[Stored records]
══════════
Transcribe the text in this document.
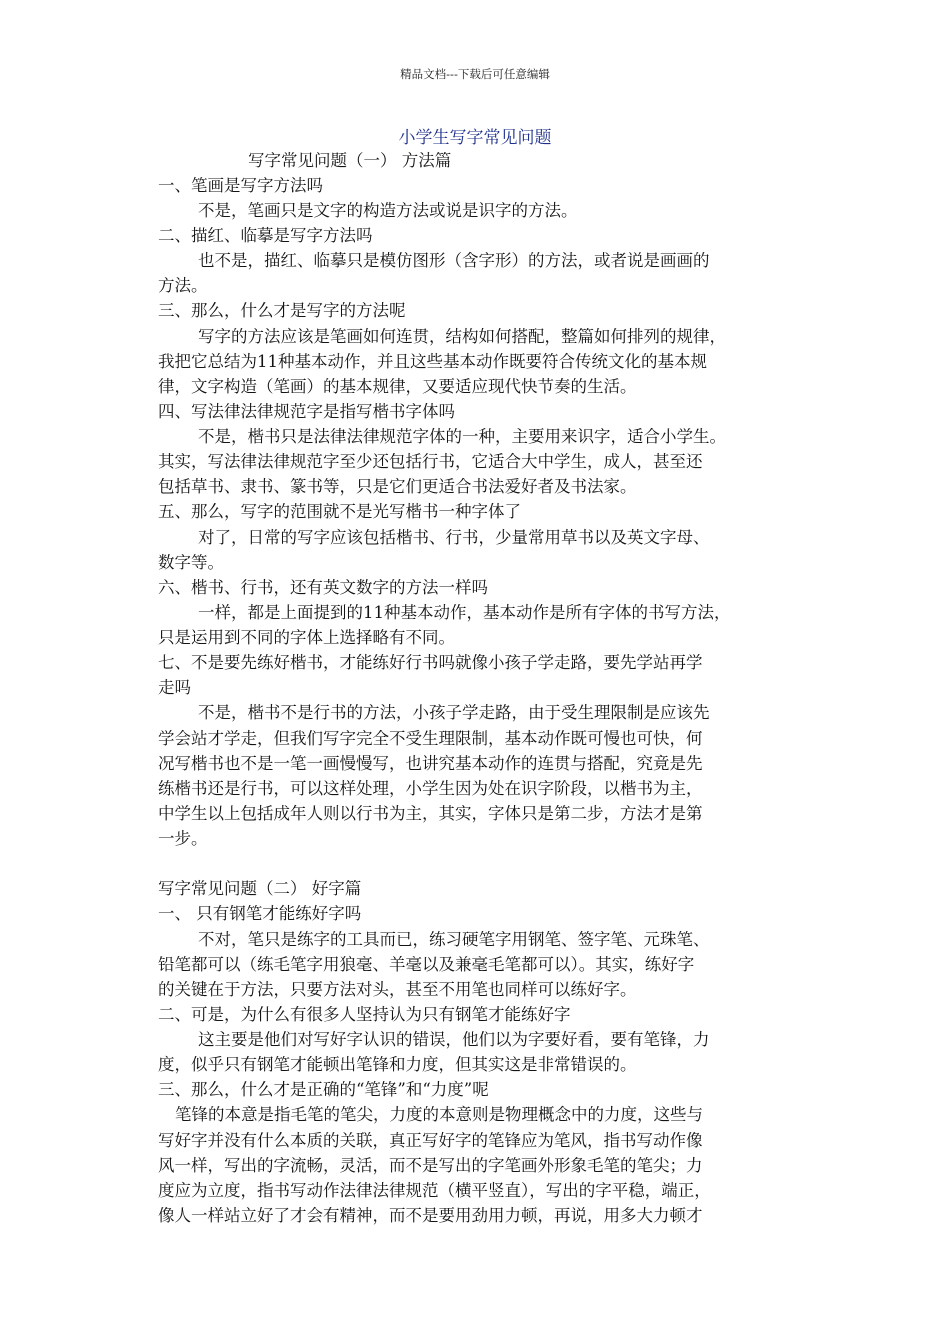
精品文档---下载后可任意编辑
小学生写字常见问题
写字常见问题（一） 方法篇
一、笔画是写字方法吗
不是，笔画只是文字的构造方法或说是识字的方法。
二、描红、临摹是写字方法吗
也不是，描红、临摹只是模仿图形（含字形）的方法，或者说是画画的
方法。
三、那么，什么才是写字的方法呢
写字的方法应该是笔画如何连贯，结构如何搭配，整篇如何排列的规律，
我把它总结为11种基本动作，并且这些基本动作既要符合传统文化的基本规
律，文字构造（笔画）的基本规律，又要适应现代快节奏的生活。
四、写法律法律规范字是指写楷书字体吗
不是，楷书只是法律法律规范字体的一种，主要用来识字，适合小学生。
其实，写法律法律规范字至少还包括行书，它适合大中学生，成人，甚至还
包括草书、隶书、篆书等，只是它们更适合书法爱好者及书法家。
五、那么，写字的范围就不是光写楷书一种字体了
对了，日常的写字应该包括楷书、行书，少量常用草书以及英文字母、
数字等。
六、楷书、行书，还有英文数字的方法一样吗
一样，都是上面提到的11种基本动作，基本动作是所有字体的书写方法，
只是运用到不同的字体上选择略有不同。
七、不是要先练好楷书，才能练好行书吗就像小孩子学走路，要先学站再学
走吗
不是，楷书不是行书的方法，小孩子学走路，由于受生理限制是应该先
学会站才学走，但我们写字完全不受生理限制，基本动作既可慢也可快，何
况写楷书也不是一笔一画慢慢写，也讲究基本动作的连贯与搭配，究竟是先
练楷书还是行书，可以这样处理，小学生因为处在识字阶段，以楷书为主，
中学生以上包括成年人则以行书为主，其实，字体只是第二步，方法才是第
一步。
写字常见问题（二） 好字篇
一、 只有钢笔才能练好字吗
不对，笔只是练字的工具而已，练习硬笔字用钢笔、签字笔、元珠笔、
铅笔都可以（练毛笔字用狼毫、羊毫以及兼毫毛笔都可以）。其实，练好字
的关键在于方法，只要方法对头，甚至不用笔也同样可以练好字。
二、可是，为什么有很多人坚持认为只有钢笔才能练好字
这主要是他们对写好字认识的错误，他们以为字要好看，要有笔锋，力
度，似乎只有钢笔才能顿出笔锋和力度，但其实这是非常错误的。
三、那么，什么才是正确的“笔锋”和“力度”呢
笔锋的本意是指毛笔的笔尖，力度的本意则是物理概念中的力度，这些与
写好字并没有什么本质的关联，真正写好字的笔锋应为笔风，指书写动作像
风一样，写出的字流畅，灵活，而不是写出的字笔画外形象毛笔的笔尖；力
度应为立度，指书写动作法律法律规范（横平竖直），写出的字平稳，端正，
像人一样站立好了才会有精神，而不是要用劲用力顿，再说，用多大力顿才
══════════
Directions for this task
Leave out the pictures and give the rest of the records again exactly.

Reply
Transcribe the text in this document.
精品文档---下载后可任意编辑
小学生写字常见问题
写字常见问题（一） 方法篇
一、笔画是写字方法吗
不是，笔画只是文字的构造方法或说是识字的方法。
二、描红、临摹是写字方法吗
也不是，描红、临摹只是模仿图形（含字形）的方法，或者说是画画的
方法。
三、那么，什么才是写字的方法呢
写字的方法应该是笔画如何连贯，结构如何搭配，整篇如何排列的规律，
我把它总结为11种基本动作，并且这些基本动作既要符合传统文化的基本规
律，文字构造（笔画）的基本规律，又要适应现代快节奏的生活。
四、写法律法律规范字是指写楷书字体吗
不是，楷书只是法律法律规范字体的一种，主要用来识字，适合小学生。
其实，写法律法律规范字至少还包括行书，它适合大中学生，成人，甚至还
包括草书、隶书、篆书等，只是它们更适合书法爱好者及书法家。
五、那么，写字的范围就不是光写楷书一种字体了
对了，日常的写字应该包括楷书、行书，少量常用草书以及英文字母、
数字等。
六、楷书、行书，还有英文数字的方法一样吗
一样，都是上面提到的11种基本动作，基本动作是所有字体的书写方法，
只是运用到不同的字体上选择略有不同。
七、不是要先练好楷书，才能练好行书吗就像小孩子学走路，要先学站再学
走吗
不是，楷书不是行书的方法，小孩子学走路，由于受生理限制是应该先
学会站才学走，但我们写字完全不受生理限制，基本动作既可慢也可快，何
况写楷书也不是一笔一画慢慢写，也讲究基本动作的连贯与搭配，究竟是先
练楷书还是行书，可以这样处理，小学生因为处在识字阶段，以楷书为主，
中学生以上包括成年人则以行书为主，其实，字体只是第二步，方法才是第
一步。
写字常见问题（二） 好字篇
一、 只有钢笔才能练好字吗
不对，笔只是练字的工具而已，练习硬笔字用钢笔、签字笔、元珠笔、
铅笔都可以（练毛笔字用狼毫、羊毫以及兼毫毛笔都可以）。其实，练好字
的关键在于方法，只要方法对头，甚至不用笔也同样可以练好字。
二、可是，为什么有很多人坚持认为只有钢笔才能练好字
这主要是他们对写好字认识的错误，他们以为字要好看，要有笔锋，力
度，似乎只有钢笔才能顿出笔锋和力度，但其实这是非常错误的。
三、那么，什么才是正确的“笔锋”和“力度”呢
笔锋的本意是指毛笔的笔尖，力度的本意则是物理概念中的力度，这些与
写好字并没有什么本质的关联，真正写好字的笔锋应为笔风，指书写动作像
风一样，写出的字流畅，灵活，而不是写出的字笔画外形象毛笔的笔尖；力
度应为立度，指书写动作法律法律规范（横平竖直），写出的字平稳，端正，
像人一样站立好了才会有精神，而不是要用劲用力顿，再说，用多大力顿才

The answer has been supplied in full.